■ **INSTRUCTIONS TO FOLLOW**
Only the lines that contain the string "Pain" belong in the answer; pull them from the records.

•••

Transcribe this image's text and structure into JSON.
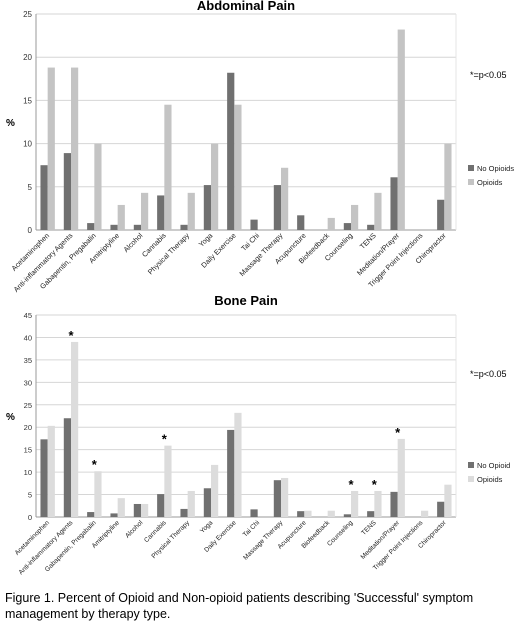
{
  "caption": "Figure 1. Percent of Opioid and Non-opioid patients describing 'Successful' symptom management by therapy type.",
  "chart_data": [
    {
      "type": "bar",
      "title": "Abdominal Pain",
      "ylabel": "%",
      "xlabel": "",
      "ylim": [
        0,
        25
      ],
      "yticks": [
        0,
        5,
        10,
        15,
        20,
        25
      ],
      "grid": true,
      "legend_position": "right",
      "annotation": "*=p<0.05",
      "categories": [
        "Acetaminophen",
        "Anti-inflammatory Agents",
        "Gabapentin, Pregabalin",
        "Amitriptyline",
        "Alcohol",
        "Cannabis",
        "Physical Therapy",
        "Yoga",
        "Daily Exercise",
        "Tai Chi",
        "Massage Therapy",
        "Acupuncture",
        "Biofeedback",
        "Counseling",
        "TENS",
        "Meditation/Prayer",
        "Trigger Point Injections",
        "Chiropractor"
      ],
      "series": [
        {
          "name": "No Opioids",
          "color": "#707070",
          "values": [
            7.5,
            8.9,
            0.8,
            0.6,
            0.6,
            4.0,
            0.6,
            5.2,
            18.2,
            1.2,
            5.2,
            1.7,
            0.0,
            0.8,
            0.6,
            6.1,
            0.0,
            3.5
          ]
        },
        {
          "name": "Opioids",
          "color": "#c4c4c4",
          "values": [
            18.8,
            18.8,
            10.0,
            2.9,
            4.3,
            14.5,
            4.3,
            10.0,
            14.5,
            0.0,
            7.2,
            0.0,
            1.4,
            2.9,
            4.3,
            23.2,
            0.0,
            10.0
          ]
        }
      ],
      "significant": []
    },
    {
      "type": "bar",
      "title": "Bone Pain",
      "ylabel": "%",
      "xlabel": "",
      "ylim": [
        0,
        45
      ],
      "yticks": [
        0,
        5,
        10,
        15,
        20,
        25,
        30,
        35,
        40,
        45
      ],
      "grid": true,
      "legend_position": "right",
      "annotation": "*=p<0.05",
      "categories": [
        "Acetaminophen",
        "Anti-inflammatory Agents",
        "Gabapentin, Pregabalin",
        "Amitriptyline",
        "Alcohol",
        "Cannabis",
        "Physical Therapy",
        "Yoga",
        "Daily Exercise",
        "Tai Chi",
        "Massage Therapy",
        "Acupuncture",
        "Biofeedback",
        "Counseling",
        "TENS",
        "Meditation/Prayer",
        "Trigger Point Injections",
        "Chiropractor"
      ],
      "series": [
        {
          "name": "No Opioid",
          "color": "#707070",
          "values": [
            17.3,
            22.0,
            1.1,
            0.8,
            2.9,
            5.1,
            1.8,
            6.4,
            19.4,
            1.7,
            8.2,
            1.3,
            0.0,
            0.6,
            1.3,
            5.6,
            0.0,
            3.4
          ]
        },
        {
          "name": "Opioids",
          "color": "#dcdcdc",
          "values": [
            20.3,
            39.0,
            10.2,
            4.2,
            2.9,
            15.9,
            5.8,
            11.6,
            23.2,
            0.0,
            8.7,
            1.4,
            1.4,
            5.8,
            5.8,
            17.4,
            1.4,
            7.2
          ]
        }
      ],
      "significant": [
        "Anti-inflammatory Agents",
        "Gabapentin, Pregabalin",
        "Cannabis",
        "Counseling",
        "TENS",
        "Meditation/Prayer"
      ]
    }
  ]
}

•••

■ **FINISHED TASK**
      "title": "Abdominal Pain",
      "title": "Bone Pain",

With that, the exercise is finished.